## [TASK BRIEF]
Below are entries. Pull out all lines containing "市税务局".

## [PROVIDED RECORDS]
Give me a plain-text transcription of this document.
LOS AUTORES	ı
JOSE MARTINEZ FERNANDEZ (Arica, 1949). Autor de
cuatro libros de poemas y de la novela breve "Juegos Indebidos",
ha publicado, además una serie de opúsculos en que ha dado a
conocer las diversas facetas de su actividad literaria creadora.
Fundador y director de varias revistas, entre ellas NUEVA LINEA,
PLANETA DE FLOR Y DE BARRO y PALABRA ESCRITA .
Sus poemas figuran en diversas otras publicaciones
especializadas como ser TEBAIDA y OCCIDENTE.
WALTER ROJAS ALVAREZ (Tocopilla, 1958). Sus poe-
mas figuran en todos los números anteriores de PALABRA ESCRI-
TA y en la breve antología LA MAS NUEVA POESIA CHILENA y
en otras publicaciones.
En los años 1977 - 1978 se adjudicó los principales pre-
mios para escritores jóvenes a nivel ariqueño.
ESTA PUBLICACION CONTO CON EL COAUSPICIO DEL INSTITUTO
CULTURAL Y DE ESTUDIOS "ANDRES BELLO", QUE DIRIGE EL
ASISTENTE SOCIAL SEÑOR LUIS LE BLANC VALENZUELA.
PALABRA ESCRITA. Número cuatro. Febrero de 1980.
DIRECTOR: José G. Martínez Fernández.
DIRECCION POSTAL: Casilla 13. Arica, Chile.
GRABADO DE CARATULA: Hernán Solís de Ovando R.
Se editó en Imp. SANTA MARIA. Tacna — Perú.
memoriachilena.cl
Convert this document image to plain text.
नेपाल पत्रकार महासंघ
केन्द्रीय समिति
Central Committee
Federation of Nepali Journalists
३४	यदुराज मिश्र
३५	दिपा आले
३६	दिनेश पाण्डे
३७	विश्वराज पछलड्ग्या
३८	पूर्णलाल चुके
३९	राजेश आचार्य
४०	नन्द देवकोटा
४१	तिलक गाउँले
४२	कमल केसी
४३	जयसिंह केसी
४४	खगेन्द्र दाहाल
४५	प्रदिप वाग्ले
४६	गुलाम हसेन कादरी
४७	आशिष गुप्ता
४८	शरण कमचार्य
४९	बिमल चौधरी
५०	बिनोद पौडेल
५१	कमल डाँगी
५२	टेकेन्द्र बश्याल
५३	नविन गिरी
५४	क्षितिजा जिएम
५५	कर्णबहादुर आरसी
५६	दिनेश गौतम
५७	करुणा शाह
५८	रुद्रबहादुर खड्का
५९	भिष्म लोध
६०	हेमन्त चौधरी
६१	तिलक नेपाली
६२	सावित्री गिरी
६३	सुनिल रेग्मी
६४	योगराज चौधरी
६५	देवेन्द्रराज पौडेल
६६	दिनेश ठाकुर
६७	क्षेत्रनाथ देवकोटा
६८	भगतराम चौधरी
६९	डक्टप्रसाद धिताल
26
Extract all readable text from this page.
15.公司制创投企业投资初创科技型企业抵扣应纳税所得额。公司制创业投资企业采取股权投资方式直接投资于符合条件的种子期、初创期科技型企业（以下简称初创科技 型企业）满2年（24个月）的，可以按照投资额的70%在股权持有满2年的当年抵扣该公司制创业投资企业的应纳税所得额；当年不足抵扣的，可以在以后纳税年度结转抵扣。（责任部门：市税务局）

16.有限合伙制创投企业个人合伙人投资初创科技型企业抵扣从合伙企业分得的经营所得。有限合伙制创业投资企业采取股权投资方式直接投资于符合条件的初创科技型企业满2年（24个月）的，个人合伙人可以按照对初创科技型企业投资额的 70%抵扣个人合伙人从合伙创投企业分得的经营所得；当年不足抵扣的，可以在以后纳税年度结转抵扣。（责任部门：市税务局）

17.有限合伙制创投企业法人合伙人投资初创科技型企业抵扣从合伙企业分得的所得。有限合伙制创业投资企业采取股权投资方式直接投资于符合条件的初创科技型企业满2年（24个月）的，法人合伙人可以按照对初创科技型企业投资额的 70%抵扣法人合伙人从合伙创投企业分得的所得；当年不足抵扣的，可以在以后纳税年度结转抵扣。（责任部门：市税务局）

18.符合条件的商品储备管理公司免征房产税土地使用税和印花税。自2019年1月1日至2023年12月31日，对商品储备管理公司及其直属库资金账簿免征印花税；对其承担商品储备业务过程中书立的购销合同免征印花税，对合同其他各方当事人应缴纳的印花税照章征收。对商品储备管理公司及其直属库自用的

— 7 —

## [OUTPUT]
15.公司制创投企业投资初创科技型企业抵扣应纳税所得额。公司制创业投资企业采取股权投资方式直接投资于符合条件的种子期、初创期科技型企业（以下简称初创科技 型企业）满2年（24个月）的，可以按照投资额的70%在股权持有满2年的当年抵扣该公司制创业投资企业的应纳税所得额；当年不足抵扣的，可以在以后纳税年度结转抵扣。（责任部门：市税务局）
16.有限合伙制创投企业个人合伙人投资初创科技型企业抵扣从合伙企业分得的经营所得。有限合伙制创业投资企业采取股权投资方式直接投资于符合条件的初创科技型企业满2年（24个月）的，个人合伙人可以按照对初创科技型企业投资额的 70%抵扣个人合伙人从合伙创投企业分得的经营所得；当年不足抵扣的，可以在以后纳税年度结转抵扣。（责任部门：市税务局）
17.有限合伙制创投企业法人合伙人投资初创科技型企业抵扣从合伙企业分得的所得。有限合伙制创业投资企业采取股权投资方式直接投资于符合条件的初创科技型企业满2年（24个月）的，法人合伙人可以按照对初创科技型企业投资额的 70%抵扣法人合伙人从合伙创投企业分得的所得；当年不足抵扣的，可以在以后纳税年度结转抵扣。（责任部门：市税务局）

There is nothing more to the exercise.